**Given request**
Write the count of lines that contain the word "nickname" and nothing else.

**Stored records**
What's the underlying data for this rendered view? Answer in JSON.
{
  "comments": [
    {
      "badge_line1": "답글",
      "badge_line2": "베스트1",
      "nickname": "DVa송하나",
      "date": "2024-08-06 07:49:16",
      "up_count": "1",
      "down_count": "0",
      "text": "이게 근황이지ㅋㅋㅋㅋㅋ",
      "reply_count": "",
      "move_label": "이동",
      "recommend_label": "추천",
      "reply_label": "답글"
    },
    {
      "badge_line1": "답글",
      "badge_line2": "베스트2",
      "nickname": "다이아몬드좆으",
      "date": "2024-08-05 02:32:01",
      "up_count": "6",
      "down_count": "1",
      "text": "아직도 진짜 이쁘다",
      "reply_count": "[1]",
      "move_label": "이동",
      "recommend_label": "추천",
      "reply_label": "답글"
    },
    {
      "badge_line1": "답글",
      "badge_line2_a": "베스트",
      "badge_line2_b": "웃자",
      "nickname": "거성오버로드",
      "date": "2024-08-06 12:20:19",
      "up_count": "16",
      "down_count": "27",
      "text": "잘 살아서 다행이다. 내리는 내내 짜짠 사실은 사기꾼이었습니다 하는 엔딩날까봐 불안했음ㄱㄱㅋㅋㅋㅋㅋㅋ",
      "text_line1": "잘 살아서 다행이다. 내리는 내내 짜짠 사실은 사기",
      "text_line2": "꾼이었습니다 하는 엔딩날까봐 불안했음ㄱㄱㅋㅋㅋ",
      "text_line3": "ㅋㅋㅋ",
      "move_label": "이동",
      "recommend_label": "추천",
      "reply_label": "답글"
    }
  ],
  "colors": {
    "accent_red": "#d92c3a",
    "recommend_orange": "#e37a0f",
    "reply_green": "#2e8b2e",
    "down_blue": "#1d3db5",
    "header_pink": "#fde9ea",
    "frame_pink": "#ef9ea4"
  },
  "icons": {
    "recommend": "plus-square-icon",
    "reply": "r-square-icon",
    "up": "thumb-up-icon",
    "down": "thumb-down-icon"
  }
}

**The answer**
3